[Data excerpts — start]

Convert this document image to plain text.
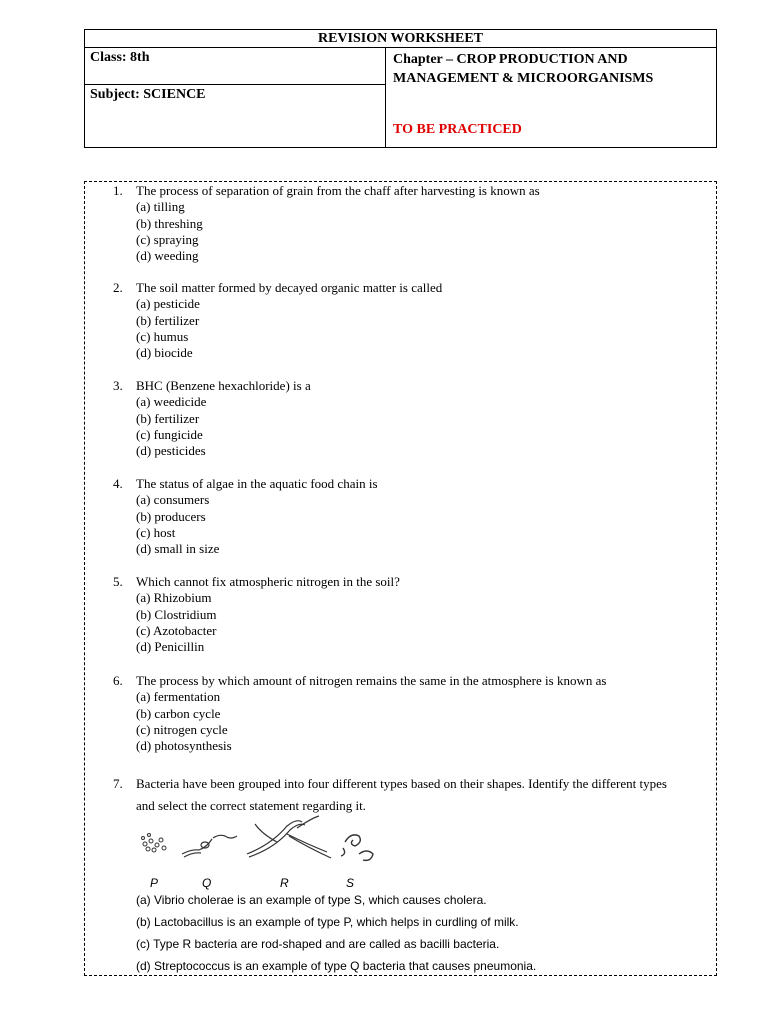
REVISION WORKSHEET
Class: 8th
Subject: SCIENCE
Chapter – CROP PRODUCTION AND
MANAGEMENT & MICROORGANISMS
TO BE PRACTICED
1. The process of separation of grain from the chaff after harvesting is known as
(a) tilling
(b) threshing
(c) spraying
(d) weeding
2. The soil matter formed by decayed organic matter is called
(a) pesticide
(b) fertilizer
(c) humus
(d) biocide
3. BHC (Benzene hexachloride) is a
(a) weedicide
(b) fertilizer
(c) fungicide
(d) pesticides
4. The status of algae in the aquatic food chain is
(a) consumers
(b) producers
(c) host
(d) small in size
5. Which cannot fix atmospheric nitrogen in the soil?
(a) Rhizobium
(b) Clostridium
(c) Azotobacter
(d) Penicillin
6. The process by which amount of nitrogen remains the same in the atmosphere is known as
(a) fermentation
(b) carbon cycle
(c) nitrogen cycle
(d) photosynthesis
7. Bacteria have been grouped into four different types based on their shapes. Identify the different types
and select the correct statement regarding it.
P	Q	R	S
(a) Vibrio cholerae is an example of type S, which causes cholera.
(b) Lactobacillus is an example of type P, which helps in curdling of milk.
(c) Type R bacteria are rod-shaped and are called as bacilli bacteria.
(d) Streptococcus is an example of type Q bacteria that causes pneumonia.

[Data excerpts — finish]

> **What is expected**
No pictures belong in the answer; copy all other parts of the listing exactly.

> **Written solution**
Convert this document image to plain text.
REVISION WORKSHEET
Class: 8th
Subject: SCIENCE
Chapter – CROP PRODUCTION AND
MANAGEMENT & MICROORGANISMS
TO BE PRACTICED
1. The process of separation of grain from the chaff after harvesting is known as
(a) tilling
(b) threshing
(c) spraying
(d) weeding
2. The soil matter formed by decayed organic matter is called
(a) pesticide
(b) fertilizer
(c) humus
(d) biocide
3. BHC (Benzene hexachloride) is a
(a) weedicide
(b) fertilizer
(c) fungicide
(d) pesticides
4. The status of algae in the aquatic food chain is
(a) consumers
(b) producers
(c) host
(d) small in size
5. Which cannot fix atmospheric nitrogen in the soil?
(a) Rhizobium
(b) Clostridium
(c) Azotobacter
(d) Penicillin
6. The process by which amount of nitrogen remains the same in the atmosphere is known as
(a) fermentation
(b) carbon cycle
(c) nitrogen cycle
(d) photosynthesis
7. Bacteria have been grouped into four different types based on their shapes. Identify the different types
and select the correct statement regarding it.
P	Q	R	S
(a) Vibrio cholerae is an example of type S, which causes cholera.
(b) Lactobacillus is an example of type P, which helps in curdling of milk.
(c) Type R bacteria are rod-shaped and are called as bacilli bacteria.
(d) Streptococcus is an example of type Q bacteria that causes pneumonia.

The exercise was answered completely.